## EXERCISE INPUTS
○ ○ ○ ○ ○

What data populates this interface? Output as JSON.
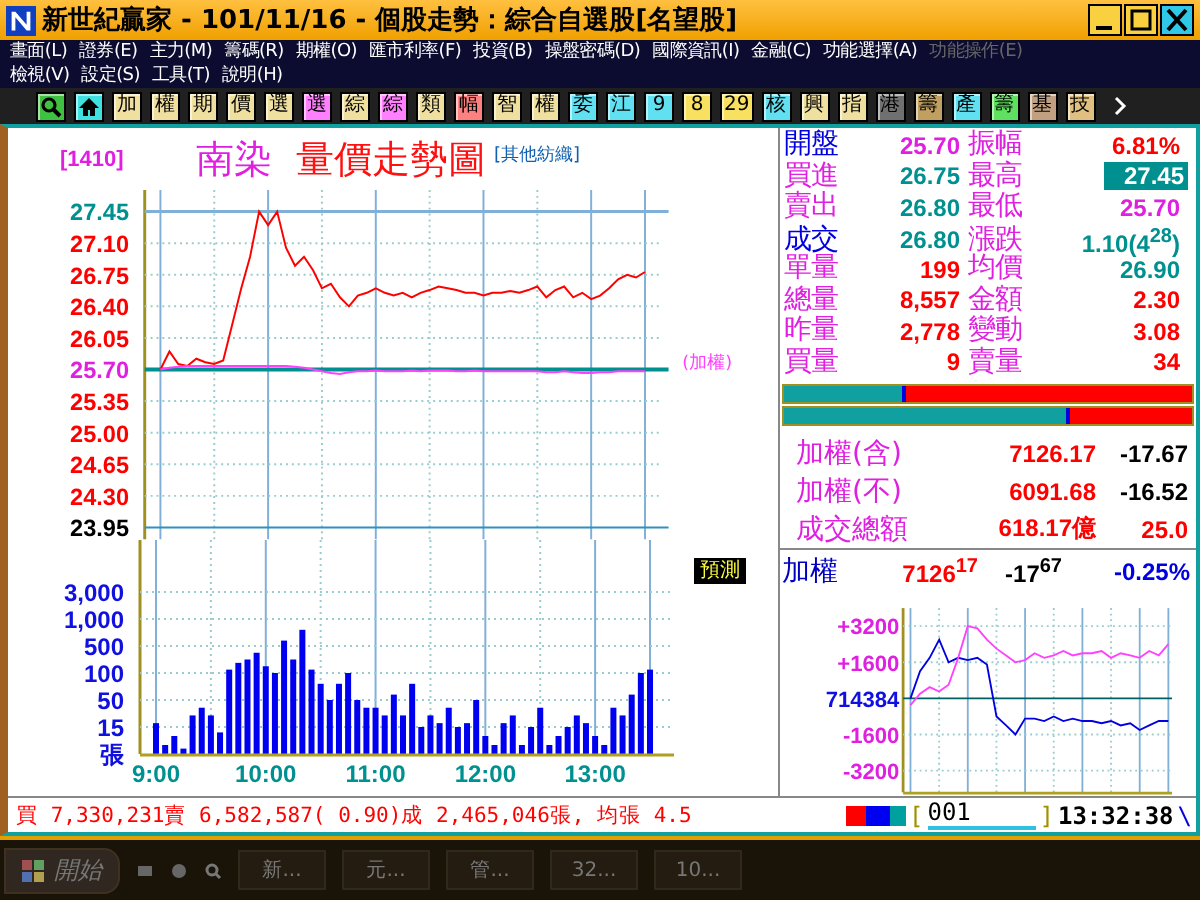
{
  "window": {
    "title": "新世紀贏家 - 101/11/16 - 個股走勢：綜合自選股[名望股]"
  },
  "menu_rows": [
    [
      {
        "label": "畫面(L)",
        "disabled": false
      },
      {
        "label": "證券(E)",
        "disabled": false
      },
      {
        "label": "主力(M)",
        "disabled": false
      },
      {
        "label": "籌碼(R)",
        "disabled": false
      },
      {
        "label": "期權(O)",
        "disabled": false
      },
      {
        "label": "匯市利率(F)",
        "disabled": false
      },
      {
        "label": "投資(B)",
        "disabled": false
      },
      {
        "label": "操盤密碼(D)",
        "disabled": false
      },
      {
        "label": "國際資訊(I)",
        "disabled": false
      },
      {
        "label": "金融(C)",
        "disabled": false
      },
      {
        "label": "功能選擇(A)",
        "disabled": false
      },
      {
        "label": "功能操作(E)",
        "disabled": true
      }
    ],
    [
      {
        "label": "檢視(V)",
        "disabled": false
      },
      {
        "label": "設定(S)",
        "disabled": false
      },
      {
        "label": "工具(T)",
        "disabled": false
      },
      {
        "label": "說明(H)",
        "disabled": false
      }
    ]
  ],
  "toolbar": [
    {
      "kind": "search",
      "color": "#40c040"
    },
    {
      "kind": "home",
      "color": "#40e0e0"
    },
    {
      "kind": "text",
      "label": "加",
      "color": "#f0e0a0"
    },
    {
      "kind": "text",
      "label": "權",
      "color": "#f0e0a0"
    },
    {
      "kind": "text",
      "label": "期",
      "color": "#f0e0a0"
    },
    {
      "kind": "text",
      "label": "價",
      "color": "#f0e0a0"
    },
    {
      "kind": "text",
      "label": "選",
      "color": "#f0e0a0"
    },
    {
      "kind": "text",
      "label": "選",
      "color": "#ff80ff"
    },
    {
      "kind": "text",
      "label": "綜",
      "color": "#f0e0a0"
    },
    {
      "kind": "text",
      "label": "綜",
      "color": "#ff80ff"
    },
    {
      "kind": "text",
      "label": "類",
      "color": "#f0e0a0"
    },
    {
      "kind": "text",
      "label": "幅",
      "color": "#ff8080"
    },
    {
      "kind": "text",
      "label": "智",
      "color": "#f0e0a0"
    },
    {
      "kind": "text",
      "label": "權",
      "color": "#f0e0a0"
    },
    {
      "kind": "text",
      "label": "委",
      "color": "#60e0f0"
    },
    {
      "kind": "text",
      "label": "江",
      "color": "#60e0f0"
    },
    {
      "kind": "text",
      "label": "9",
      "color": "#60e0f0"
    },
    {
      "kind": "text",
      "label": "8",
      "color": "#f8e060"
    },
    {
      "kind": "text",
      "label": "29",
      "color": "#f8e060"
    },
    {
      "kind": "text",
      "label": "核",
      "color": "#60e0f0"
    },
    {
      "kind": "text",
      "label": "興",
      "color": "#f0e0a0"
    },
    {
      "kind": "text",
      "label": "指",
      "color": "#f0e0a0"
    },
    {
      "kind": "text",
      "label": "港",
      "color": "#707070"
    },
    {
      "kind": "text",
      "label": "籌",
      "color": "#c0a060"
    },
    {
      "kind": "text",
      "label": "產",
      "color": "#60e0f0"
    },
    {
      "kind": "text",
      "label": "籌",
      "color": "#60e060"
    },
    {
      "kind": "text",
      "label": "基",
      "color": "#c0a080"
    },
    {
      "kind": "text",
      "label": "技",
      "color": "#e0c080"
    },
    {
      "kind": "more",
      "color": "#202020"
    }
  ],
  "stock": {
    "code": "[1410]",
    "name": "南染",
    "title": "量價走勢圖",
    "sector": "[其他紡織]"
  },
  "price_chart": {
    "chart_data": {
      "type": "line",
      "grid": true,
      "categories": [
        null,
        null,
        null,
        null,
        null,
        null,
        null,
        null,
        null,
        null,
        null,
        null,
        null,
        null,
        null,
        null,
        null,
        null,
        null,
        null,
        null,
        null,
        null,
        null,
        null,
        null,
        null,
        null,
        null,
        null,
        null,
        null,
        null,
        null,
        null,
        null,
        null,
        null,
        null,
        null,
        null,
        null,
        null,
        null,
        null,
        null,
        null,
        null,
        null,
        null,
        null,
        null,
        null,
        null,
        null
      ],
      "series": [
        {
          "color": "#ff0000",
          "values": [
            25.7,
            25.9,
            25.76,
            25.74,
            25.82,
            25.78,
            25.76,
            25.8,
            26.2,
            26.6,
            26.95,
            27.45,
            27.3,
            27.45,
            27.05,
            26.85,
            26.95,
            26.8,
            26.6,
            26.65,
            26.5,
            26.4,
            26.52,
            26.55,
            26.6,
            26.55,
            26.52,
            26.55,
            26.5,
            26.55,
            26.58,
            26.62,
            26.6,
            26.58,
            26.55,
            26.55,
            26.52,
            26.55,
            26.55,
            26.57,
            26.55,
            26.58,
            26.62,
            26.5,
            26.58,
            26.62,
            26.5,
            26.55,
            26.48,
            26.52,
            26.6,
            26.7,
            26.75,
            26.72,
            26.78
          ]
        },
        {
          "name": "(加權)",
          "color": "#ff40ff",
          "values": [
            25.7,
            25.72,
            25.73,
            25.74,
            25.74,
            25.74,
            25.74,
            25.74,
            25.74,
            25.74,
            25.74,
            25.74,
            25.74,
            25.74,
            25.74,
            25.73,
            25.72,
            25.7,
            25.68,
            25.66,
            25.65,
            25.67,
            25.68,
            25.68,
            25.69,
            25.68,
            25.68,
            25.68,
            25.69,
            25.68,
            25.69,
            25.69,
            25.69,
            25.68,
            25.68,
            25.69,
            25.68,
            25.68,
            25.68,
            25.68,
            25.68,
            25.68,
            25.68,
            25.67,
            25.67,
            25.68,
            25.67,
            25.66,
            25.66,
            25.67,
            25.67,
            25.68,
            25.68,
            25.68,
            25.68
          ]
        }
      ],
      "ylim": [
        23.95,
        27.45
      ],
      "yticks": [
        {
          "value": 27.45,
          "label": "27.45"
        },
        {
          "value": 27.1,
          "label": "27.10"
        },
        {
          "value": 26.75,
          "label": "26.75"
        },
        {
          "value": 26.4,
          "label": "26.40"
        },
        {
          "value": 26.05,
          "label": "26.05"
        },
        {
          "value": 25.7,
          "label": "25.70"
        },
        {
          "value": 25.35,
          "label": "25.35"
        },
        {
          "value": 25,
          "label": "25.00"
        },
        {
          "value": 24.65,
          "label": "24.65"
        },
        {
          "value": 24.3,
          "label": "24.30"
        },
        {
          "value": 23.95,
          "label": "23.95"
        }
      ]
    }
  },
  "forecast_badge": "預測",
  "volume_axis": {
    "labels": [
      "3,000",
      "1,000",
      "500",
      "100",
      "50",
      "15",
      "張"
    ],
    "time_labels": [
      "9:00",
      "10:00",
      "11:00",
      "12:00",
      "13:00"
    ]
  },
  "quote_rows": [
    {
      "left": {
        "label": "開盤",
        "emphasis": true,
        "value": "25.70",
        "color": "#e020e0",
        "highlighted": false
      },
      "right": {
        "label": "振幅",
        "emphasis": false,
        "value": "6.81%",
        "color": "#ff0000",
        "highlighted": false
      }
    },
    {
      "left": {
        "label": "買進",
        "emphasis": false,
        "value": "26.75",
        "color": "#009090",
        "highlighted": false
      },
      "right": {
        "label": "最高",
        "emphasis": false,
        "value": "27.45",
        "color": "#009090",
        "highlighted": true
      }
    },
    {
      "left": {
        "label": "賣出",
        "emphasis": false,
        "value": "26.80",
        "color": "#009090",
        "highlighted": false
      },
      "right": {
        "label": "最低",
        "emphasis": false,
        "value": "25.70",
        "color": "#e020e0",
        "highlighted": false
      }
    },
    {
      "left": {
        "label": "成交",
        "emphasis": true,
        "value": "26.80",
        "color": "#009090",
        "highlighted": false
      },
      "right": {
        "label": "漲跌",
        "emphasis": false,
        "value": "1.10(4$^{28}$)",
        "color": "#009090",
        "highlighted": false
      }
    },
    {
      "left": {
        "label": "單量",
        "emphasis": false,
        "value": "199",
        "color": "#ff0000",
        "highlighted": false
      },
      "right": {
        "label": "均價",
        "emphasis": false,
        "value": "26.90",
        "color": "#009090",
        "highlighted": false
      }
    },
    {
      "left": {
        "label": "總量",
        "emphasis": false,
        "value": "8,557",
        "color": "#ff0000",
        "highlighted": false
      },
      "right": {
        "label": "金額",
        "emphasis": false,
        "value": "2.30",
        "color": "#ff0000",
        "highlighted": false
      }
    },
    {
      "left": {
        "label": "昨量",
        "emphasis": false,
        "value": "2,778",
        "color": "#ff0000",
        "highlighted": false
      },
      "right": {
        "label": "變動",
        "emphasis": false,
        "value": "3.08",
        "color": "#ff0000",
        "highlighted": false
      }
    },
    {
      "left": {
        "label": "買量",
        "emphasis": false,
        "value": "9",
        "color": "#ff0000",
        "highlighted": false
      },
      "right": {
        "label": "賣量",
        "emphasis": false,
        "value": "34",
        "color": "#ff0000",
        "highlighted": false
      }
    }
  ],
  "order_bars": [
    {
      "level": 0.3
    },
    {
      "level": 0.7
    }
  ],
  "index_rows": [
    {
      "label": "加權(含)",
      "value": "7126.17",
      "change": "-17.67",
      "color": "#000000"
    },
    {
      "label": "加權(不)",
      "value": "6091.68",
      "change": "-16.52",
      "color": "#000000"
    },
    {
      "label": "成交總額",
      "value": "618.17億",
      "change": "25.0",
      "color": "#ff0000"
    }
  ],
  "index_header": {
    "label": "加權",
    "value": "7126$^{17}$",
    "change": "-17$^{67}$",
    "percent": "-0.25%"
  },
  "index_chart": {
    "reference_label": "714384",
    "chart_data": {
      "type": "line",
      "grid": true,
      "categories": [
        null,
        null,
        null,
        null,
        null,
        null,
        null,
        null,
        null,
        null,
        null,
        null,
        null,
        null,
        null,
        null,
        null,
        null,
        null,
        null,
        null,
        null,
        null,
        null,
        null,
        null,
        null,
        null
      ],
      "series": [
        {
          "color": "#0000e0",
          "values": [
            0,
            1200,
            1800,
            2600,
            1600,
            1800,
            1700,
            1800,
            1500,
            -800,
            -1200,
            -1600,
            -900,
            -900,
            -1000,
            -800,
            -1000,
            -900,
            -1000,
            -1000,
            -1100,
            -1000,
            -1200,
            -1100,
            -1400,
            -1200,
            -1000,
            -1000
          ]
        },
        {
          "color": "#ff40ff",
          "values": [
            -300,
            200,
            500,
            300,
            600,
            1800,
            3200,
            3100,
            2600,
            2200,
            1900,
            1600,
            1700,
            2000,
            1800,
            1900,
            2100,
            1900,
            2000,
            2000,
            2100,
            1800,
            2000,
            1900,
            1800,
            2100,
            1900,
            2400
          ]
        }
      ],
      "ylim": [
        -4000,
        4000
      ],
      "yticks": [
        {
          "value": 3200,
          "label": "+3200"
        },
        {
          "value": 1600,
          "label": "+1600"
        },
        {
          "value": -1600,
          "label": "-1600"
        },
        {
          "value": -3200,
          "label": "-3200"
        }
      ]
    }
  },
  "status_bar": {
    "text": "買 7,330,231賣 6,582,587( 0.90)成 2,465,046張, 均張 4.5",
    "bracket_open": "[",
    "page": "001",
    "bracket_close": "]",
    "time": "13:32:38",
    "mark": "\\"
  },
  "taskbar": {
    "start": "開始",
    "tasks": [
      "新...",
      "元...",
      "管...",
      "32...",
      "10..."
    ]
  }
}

○ ○ ○ ○ ○

## WORK TO COMPLETE
Copy out each line of the material that holds the word "change".

## OUTPUT
      "change": "-17.67",
      "change": "-16.52",
      "change": "25.0",
    "change": "-17$^{67}$",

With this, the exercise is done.